→ Material shown
※ ※ ※

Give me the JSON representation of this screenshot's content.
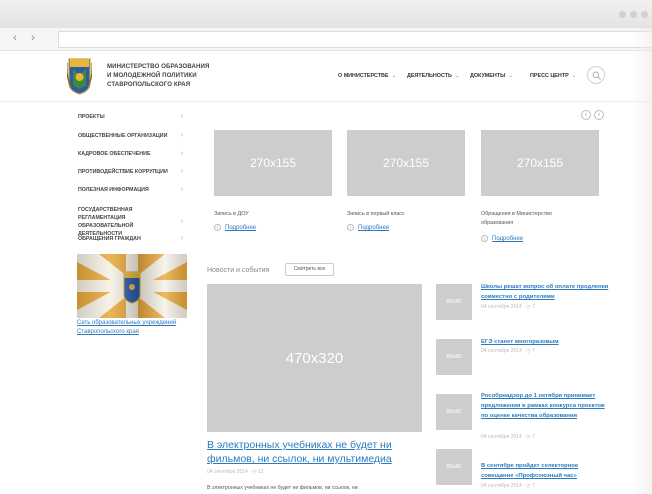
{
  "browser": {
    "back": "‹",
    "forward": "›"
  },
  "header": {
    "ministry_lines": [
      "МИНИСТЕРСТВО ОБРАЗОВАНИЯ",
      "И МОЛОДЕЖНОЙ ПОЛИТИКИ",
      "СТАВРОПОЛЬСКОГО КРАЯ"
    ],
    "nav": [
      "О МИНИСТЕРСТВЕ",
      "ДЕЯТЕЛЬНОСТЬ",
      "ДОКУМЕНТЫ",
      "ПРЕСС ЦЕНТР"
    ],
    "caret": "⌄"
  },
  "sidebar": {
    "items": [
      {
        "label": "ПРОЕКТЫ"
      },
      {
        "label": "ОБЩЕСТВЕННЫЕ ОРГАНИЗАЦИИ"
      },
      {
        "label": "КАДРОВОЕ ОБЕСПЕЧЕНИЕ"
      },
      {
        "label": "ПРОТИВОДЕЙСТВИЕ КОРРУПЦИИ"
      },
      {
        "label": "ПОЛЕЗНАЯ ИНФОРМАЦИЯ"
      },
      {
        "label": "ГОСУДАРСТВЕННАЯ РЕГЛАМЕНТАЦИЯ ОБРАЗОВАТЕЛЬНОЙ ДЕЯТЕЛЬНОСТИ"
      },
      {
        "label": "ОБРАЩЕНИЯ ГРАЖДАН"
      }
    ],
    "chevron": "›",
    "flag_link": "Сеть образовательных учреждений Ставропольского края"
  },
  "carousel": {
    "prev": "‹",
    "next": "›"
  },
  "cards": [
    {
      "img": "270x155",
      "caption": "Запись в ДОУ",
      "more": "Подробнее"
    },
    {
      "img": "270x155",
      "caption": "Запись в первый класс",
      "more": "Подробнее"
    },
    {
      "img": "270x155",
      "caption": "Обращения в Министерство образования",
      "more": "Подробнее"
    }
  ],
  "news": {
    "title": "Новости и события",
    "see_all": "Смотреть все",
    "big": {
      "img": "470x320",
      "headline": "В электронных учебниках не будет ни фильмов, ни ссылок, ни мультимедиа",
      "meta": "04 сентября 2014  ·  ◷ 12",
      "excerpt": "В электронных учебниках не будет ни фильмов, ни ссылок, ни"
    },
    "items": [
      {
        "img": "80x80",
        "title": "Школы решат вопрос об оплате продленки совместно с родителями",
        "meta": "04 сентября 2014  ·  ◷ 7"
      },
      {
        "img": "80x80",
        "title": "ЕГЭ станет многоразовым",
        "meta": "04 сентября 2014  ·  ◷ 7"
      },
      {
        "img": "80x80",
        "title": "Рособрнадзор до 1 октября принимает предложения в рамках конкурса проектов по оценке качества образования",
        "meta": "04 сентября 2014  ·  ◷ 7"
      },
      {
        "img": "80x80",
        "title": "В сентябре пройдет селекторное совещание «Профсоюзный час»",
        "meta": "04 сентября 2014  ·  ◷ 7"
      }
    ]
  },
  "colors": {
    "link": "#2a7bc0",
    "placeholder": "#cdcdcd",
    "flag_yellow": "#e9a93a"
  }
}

※ ※ ※

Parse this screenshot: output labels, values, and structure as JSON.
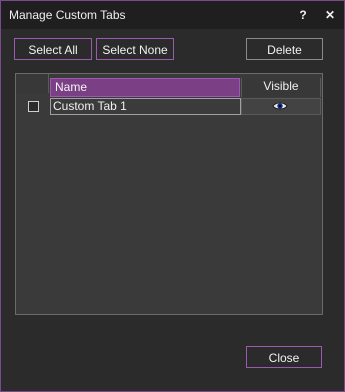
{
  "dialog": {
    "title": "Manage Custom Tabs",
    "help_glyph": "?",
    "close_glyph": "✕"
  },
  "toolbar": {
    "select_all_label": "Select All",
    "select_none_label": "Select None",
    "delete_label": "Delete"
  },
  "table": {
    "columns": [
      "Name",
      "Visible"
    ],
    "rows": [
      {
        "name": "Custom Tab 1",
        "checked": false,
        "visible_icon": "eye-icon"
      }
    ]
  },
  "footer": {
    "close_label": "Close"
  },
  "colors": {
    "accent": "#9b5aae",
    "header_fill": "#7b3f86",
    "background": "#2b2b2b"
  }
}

※ ※ ※

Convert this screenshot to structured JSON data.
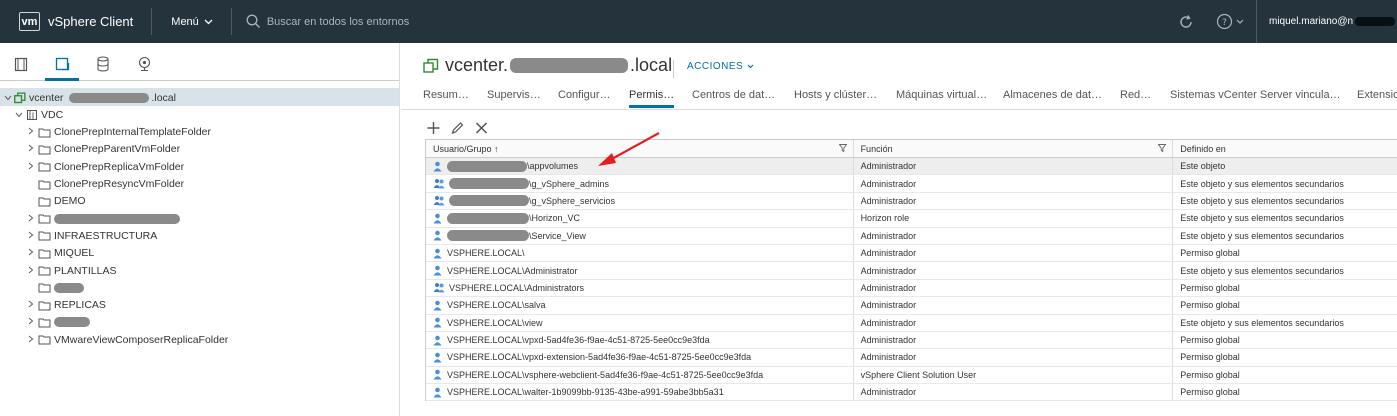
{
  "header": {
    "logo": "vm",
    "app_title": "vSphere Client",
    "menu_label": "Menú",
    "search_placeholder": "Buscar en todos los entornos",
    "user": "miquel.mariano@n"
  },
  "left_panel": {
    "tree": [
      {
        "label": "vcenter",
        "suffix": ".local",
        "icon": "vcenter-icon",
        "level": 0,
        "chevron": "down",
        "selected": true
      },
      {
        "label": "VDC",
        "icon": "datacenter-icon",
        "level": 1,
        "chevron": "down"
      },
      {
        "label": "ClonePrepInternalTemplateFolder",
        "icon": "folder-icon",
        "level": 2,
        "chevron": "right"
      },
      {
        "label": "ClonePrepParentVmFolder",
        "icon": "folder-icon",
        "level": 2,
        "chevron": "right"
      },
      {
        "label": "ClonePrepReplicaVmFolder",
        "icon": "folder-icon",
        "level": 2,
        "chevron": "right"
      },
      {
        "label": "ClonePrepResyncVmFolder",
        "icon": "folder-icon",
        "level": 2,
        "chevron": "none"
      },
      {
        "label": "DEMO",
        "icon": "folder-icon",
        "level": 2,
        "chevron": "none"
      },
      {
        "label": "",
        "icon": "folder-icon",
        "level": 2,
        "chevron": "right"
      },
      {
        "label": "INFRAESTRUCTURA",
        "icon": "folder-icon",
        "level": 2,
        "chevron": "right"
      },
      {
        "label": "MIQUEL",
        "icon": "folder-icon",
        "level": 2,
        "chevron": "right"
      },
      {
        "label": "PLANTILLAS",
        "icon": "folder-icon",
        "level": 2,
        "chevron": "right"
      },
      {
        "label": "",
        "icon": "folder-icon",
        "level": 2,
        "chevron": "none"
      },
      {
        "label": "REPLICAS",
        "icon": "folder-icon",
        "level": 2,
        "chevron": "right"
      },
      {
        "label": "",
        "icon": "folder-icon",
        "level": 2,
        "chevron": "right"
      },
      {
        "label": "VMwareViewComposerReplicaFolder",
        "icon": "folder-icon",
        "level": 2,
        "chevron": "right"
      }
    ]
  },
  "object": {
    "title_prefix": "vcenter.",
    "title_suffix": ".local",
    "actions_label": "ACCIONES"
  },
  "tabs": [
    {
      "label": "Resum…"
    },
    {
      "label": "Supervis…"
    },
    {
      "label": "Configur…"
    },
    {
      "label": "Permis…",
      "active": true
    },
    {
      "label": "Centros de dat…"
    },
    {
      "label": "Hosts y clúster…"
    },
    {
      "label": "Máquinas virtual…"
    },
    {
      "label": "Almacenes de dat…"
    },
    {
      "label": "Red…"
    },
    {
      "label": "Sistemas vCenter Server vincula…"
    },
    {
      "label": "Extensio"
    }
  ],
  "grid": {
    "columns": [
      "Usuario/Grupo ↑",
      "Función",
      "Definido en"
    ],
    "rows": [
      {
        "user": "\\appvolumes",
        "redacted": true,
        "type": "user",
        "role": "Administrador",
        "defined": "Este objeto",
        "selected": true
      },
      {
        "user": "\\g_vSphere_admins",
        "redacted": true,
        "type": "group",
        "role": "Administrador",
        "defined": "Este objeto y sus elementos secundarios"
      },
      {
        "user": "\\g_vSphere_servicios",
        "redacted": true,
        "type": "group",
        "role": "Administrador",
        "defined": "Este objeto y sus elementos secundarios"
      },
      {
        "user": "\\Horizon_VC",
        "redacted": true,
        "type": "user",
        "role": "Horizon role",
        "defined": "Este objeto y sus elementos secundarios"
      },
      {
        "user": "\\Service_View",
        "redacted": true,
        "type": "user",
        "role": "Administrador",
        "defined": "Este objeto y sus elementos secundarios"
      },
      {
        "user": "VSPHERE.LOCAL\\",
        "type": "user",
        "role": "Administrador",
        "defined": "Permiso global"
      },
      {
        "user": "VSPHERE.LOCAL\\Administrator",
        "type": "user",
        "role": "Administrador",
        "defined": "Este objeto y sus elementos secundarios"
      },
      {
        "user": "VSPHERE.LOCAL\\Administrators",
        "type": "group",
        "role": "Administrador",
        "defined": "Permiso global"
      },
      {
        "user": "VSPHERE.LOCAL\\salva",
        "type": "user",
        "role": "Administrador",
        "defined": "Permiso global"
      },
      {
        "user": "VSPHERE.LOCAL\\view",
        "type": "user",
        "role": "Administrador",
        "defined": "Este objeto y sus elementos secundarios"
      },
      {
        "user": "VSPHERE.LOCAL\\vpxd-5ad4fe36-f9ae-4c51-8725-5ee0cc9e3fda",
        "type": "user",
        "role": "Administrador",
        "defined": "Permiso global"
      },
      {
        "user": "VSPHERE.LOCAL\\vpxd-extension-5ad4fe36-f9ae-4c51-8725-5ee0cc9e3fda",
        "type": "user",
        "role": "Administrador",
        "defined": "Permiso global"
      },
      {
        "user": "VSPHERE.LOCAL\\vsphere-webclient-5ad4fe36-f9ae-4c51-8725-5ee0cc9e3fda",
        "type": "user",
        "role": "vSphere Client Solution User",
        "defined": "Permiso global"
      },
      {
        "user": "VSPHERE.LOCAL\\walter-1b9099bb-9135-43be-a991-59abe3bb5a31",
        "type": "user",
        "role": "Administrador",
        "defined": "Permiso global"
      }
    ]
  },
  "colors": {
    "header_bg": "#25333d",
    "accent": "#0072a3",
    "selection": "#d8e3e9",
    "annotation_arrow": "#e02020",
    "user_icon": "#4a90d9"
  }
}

※ ※ ※

→ Aim
In the listing above, how many lines include the word "Запись"? Answer with the number and nothing more.

→ Result of this exercise
2